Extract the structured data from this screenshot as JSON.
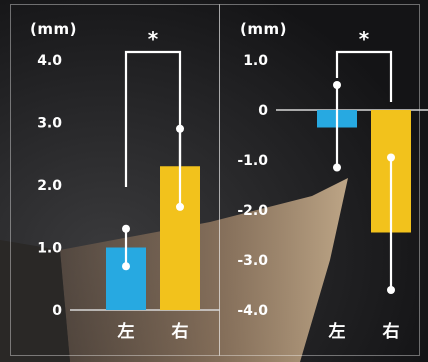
{
  "chart_data": [
    {
      "type": "bar",
      "unit": "(mm)",
      "categories": [
        "左",
        "右"
      ],
      "values": [
        1.0,
        2.3
      ],
      "errors": [
        {
          "low": 0.7,
          "high": 1.3
        },
        {
          "low": 1.65,
          "high": 2.9
        }
      ],
      "ylim": [
        0,
        4.0
      ],
      "yticks": [
        "4.0",
        "3.0",
        "2.0",
        "1.0",
        "0"
      ],
      "ytick_values": [
        4.0,
        3.0,
        2.0,
        1.0,
        0
      ],
      "significance": "*",
      "colors": [
        "#27a9e1",
        "#f2c21c"
      ]
    },
    {
      "type": "bar",
      "unit": "(mm)",
      "categories": [
        "左",
        "右"
      ],
      "values": [
        -0.35,
        -2.45
      ],
      "errors": [
        {
          "low": -1.15,
          "high": 0.5
        },
        {
          "low": -3.6,
          "high": -0.95
        }
      ],
      "ylim": [
        -4.0,
        1.0
      ],
      "yticks": [
        "1.0",
        "0",
        "-1.0",
        "-2.0",
        "-3.0",
        "-4.0"
      ],
      "ytick_values": [
        1.0,
        0,
        -1.0,
        -2.0,
        -3.0,
        -4.0
      ],
      "significance": "*",
      "colors": [
        "#27a9e1",
        "#f2c21c"
      ]
    }
  ]
}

········

■ Aim of the task:
Keep the pictures out and write out the records exactly.

■ Exercise result:
Extract the structured data from this screenshot as JSON.
{
  "chart_data": [
    {
      "type": "bar",
      "unit": "(mm)",
      "categories": [
        "左",
        "右"
      ],
      "values": [
        1.0,
        2.3
      ],
      "errors": [
        {
          "low": 0.7,
          "high": 1.3
        },
        {
          "low": 1.65,
          "high": 2.9
        }
      ],
      "ylim": [
        0,
        4.0
      ],
      "yticks": [
        "4.0",
        "3.0",
        "2.0",
        "1.0",
        "0"
      ],
      "ytick_values": [
        4.0,
        3.0,
        2.0,
        1.0,
        0
      ],
      "significance": "*",
      "colors": [
        "#27a9e1",
        "#f2c21c"
      ]
    },
    {
      "type": "bar",
      "unit": "(mm)",
      "categories": [
        "左",
        "右"
      ],
      "values": [
        -0.35,
        -2.45
      ],
      "errors": [
        {
          "low": -1.15,
          "high": 0.5
        },
        {
          "low": -3.6,
          "high": -0.95
        }
      ],
      "ylim": [
        -4.0,
        1.0
      ],
      "yticks": [
        "1.0",
        "0",
        "-1.0",
        "-2.0",
        "-3.0",
        "-4.0"
      ],
      "ytick_values": [
        1.0,
        0,
        -1.0,
        -2.0,
        -3.0,
        -4.0
      ],
      "significance": "*",
      "colors": [
        "#27a9e1",
        "#f2c21c"
      ]
    }
  ]
}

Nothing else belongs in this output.